## Written request
Output the material exactly, but drop every image it holds.

## Data to process

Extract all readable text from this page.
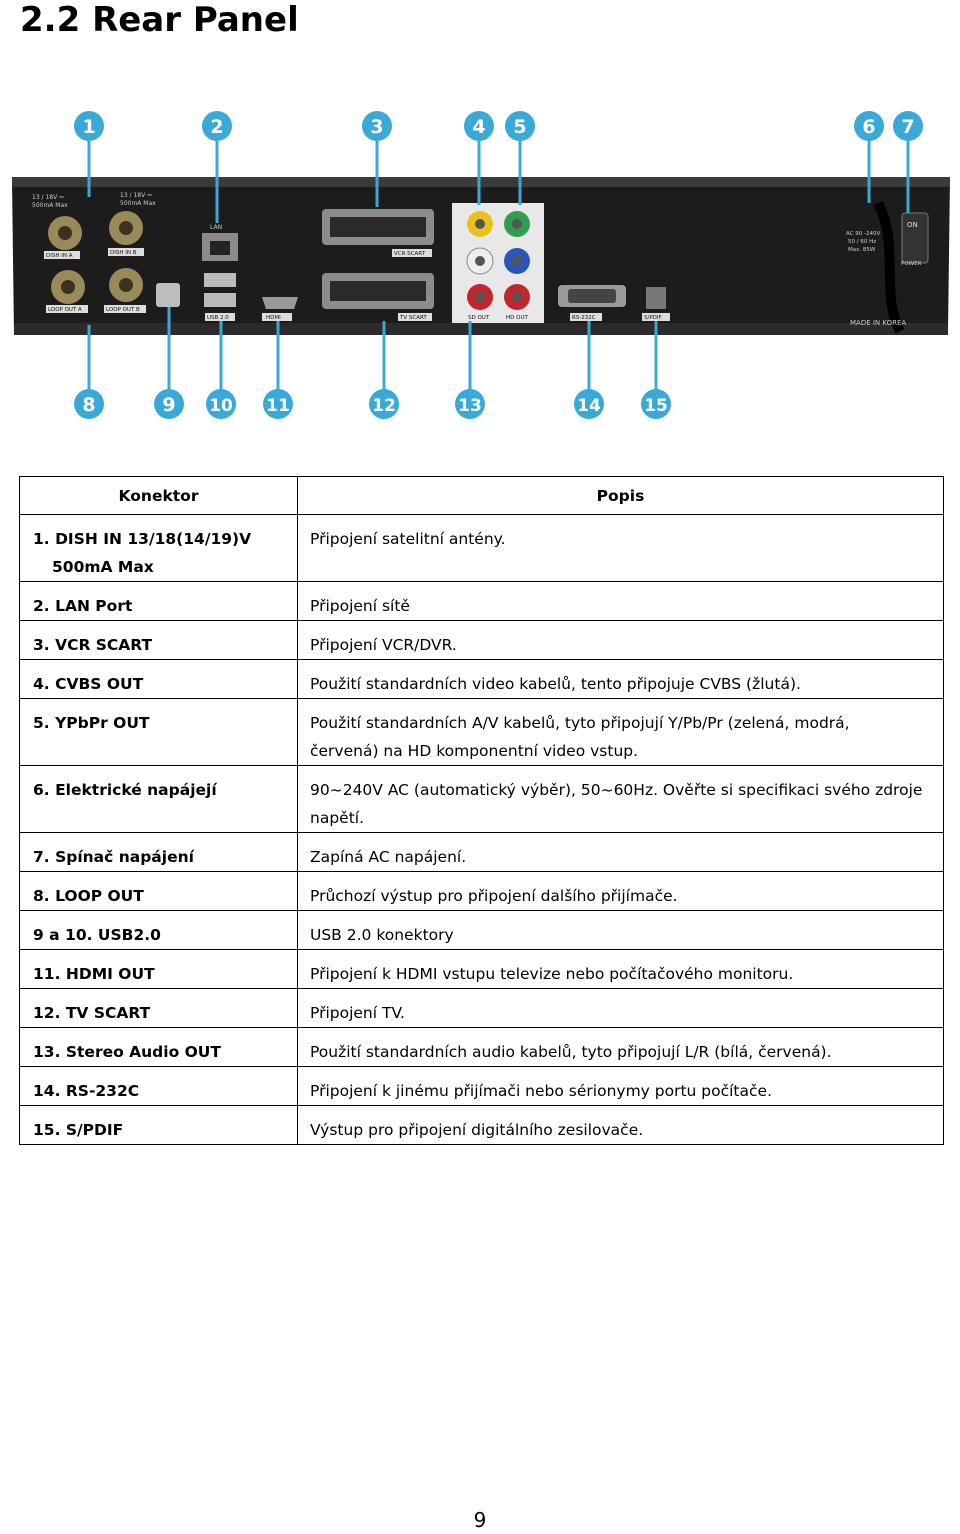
2.2 Rear Panel
13 / 18V ⎓
500mA Max
13 / 18V ⎓
500mA Max
DISH IN A	DISH IN B
LOOP OUT A	LOOP OUT B
LAN
USB 2.0	HDMI
VCR SCART
TV SCART	SD OUT	HD OUT	RS-232C	S/PDIF
AC 90 -240V
50 / 60 Hz
Max. 85W
ON
POWER
MADE IN KOREA
1	2	3	4 5	6 7
8	9 10 11	12	13	14	15
Konektor	Popis

1. DISH IN 13/18(14/19)V
500mA Max	Připojení satelitní antény.

2. LAN Port	Připojení sítě

3. VCR SCART	Připojení VCR/DVR.

4. CVBS OUT	Použití standardních video kabelů, tento připojuje CVBS (žlutá).

5. YPbPr OUT	Použití standardních A/V kabelů, tyto připojují Y/Pb/Pr (zelená, modrá,
červená) na HD komponentní video vstup.

6. Elektrické napájejí	90~240V AC (automatický výběr), 50~60Hz. Ověřte si specifikaci svého zdroje
napětí.

7. Spínač napájení	Zapíná AC napájení.

8. LOOP OUT	Průchozí výstup pro připojení dalšího přijímače.

9 a 10. USB2.0	USB 2.0 konektory

11. HDMI OUT	Připojení k HDMI vstupu televize nebo počítačového monitoru.

12. TV SCART	Připojení TV.

13. Stereo Audio OUT	Použití standardních audio kabelů, tyto připojují L/R (bílá, červená).

14. RS-232C	Připojení k jinému přijímači nebo sérionymy portu počítače.

15. S/PDIF	Výstup pro připojení digitálního zesilovače.
9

## Solution to this exercise
Extract all readable text from this page.
2.2 Rear Panel
13 / 18V ⎓
500mA Max
13 / 18V ⎓
500mA Max
DISH IN A	DISH IN B
LOOP OUT A	LOOP OUT B
LAN
USB 2.0	HDMI
VCR SCART
TV SCART	SD OUT	HD OUT	RS-232C	S/PDIF
AC 90 -240V
50 / 60 Hz
Max. 85W
ON
POWER
MADE IN KOREA
1	2	3	4 5	6 7
8	9 10 11	12	13	14	15
Konektor	Popis

1. DISH IN 13/18(14/19)V
500mA Max	Připojení satelitní antény.

2. LAN Port	Připojení sítě

3. VCR SCART	Připojení VCR/DVR.

4. CVBS OUT	Použití standardních video kabelů, tento připojuje CVBS (žlutá).

5. YPbPr OUT	Použití standardních A/V kabelů, tyto připojují Y/Pb/Pr (zelená, modrá,
červená) na HD komponentní video vstup.

6. Elektrické napájejí	90~240V AC (automatický výběr), 50~60Hz. Ověřte si specifikaci svého zdroje
napětí.

7. Spínač napájení	Zapíná AC napájení.

8. LOOP OUT	Průchozí výstup pro připojení dalšího přijímače.

9 a 10. USB2.0	USB 2.0 konektory

11. HDMI OUT	Připojení k HDMI vstupu televize nebo počítačového monitoru.

12. TV SCART	Připojení TV.

13. Stereo Audio OUT	Použití standardních audio kabelů, tyto připojují L/R (bílá, červená).

14. RS-232C	Připojení k jinému přijímači nebo sérionymy portu počítače.

15. S/PDIF	Výstup pro připojení digitálního zesilovače.
9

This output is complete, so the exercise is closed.